— START OF Text provided —

Q: And in 2021 there was this incredible mobilization of young people, many of whom paid with their lives for participating in the mobilization and then elections, people who conducted independent monitoring of the electoral places were kidnapped. Some of them never showed up again. So what is the story? I would like you to have an optimistic, uplifting story for the next election, which is around the corner.
GAVIN: I am endlessly impressed with the resilience of Ugandans, right, in the face of the kind of political violence that you’re talking about. And Uganda is another one of those cases that’s particularly rich in humorous and pointed online discussion of what’s happening politically. In fact, they did something really clever around corruption, which was this sort of online exhibition project where first it was the Ugandan pothole exhibition, and people would just post photos— right?—of roads in poor repair and make a comment about where did the money go that was supposed to be allocated for this.
But then it became healthcare. Then it became policing, right? Really clever, increasingly sophisticated, and organized expressions of what they see as what’s going wrong with their government. And Uganda, I think, is also a great example of one of these political narratives past the sell by date, because you’re quite right. President Museveni in power since the mid-’80s, right? If you look at his campaign materials, they’re not so much responding to the demands of the population as they are reminding everybody just how scary it was before President Museveni and the NRM came to power. In fact, he celebrated his birthday, one of his recent birthdays, at the site of a major battle from the Civil War and sliced into this giant cake decorated with camouflage frosting. And you know those edible photos of soldiers with guns on the ground, you know the message around he’s not the head of state, right? He’s the soldier in chief who’s going to keep you safe. This just does not resonate for young people have no experience of the Amin and Obote years and are dealing with crime in the cities and unfair policing.
And so I don’t think it’s going away, the movement around the opposition, no matter how many opposition leaders they throw in jail or shoot. What’s very worrying to me right now about Uganda is this collaboration we’re seeing with leadership in Tanzania and Uganda and in Kenya to work together to suppress each other’s activists. But that is being countered by young people working together to protect each other, to share tactics and techniques around resistance. And so I’m worried about the U.S.-Ugandan relationship, particularly with this latest agreement to accept deportees, right, where it’s clear where our priorities lie, but I would not count out the Ugandan people who are looking for something different.

— END OF Text provided —
— START OF Entries —

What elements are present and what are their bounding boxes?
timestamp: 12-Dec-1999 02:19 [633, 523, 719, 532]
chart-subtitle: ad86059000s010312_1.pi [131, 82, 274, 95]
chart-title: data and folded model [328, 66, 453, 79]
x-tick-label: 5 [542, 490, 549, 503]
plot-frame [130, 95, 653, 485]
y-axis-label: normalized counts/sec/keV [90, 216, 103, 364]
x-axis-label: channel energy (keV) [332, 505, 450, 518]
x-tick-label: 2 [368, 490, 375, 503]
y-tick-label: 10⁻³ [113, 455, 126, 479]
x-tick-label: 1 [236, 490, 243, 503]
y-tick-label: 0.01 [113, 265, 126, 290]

— END OF Entries —

_Brief 1_:
Reproduce the passage of the Uganda interview that begins at "And so I don’t" and ends after "for something different.".
_Brief 2_:
Continue the interview about Uganda's politics after its last sentence.

_Response 1_:
And so I don’t think it’s going away, the movement around the opposition, no matter how many opposition leaders they throw in jail or shoot. What’s very worrying to me right now about Uganda is this collaboration we’re seeing with leadership in Tanzania and Uganda and in Kenya to work together to suppress each other’s activists. But that is being countered by young people working together to protect each other, to share tactics and techniques around resistance. And so I’m worried about the U.S.-Ugandan relationship, particularly with this latest agreement to accept deportees, right, where it’s clear where our priorities lie, but I would not count out the Ugandan people who are looking for something different.

_Response 2_:
O’NEIL: Right there in the back please.
Q: Hi. Phillip Ellison.
Ambassador, I’m wondering what you could say about those cases where the voter participation has been minimal, or at least low, about organized professional elites or sub elites such as the Muslim Brotherhood in various countries, and what impact they may have as a political force in at least temporarily moving elections, and God knows what happens after an election and who the elites who actually govern become. But I think there’s a role for them, and I’m wondering, I’m sure they think so too.
GAVIN: Yeah, no, I think you’re right. There is this incredible danger, right, in the majority of the population kind of opting out of a system that they see as meaningless, as sort of theater designed to legitimize forever political class, and that that does create opportunities for elite networks of different flavors to have outsized influence.
I sympathize in some ways, though, with these young people who are who are unwilling to participate in a charade, right? I mean, candidly, if I were a Cameroonian voter, I’m not so sure that I’d be headed for the polls, because I would be hard pressed to believe it would matter. So I think that’s a really important point and argument and something that maybe should be discussed more widely. You know, there’s obviously been a long debate about tactics around boycotts and the limits of boycott strategies, which made, perhaps, more sense when there was an international seal of approval someone was looking for from an election. And there are a lot of problems with that formula and who gets to approve what and what their interests are. But we find ourselves, I think, in new territory, and it’s going to be young Africans in the context we’re talking about to decide whether elections are the way they believe they can change their system or not.
O’NEIL: Take one question from online please.
OPERATOR: We will take our next question from Pearl Robinson.
Q: It’s great to be here. It’s Pearl Robinson, Tufts University.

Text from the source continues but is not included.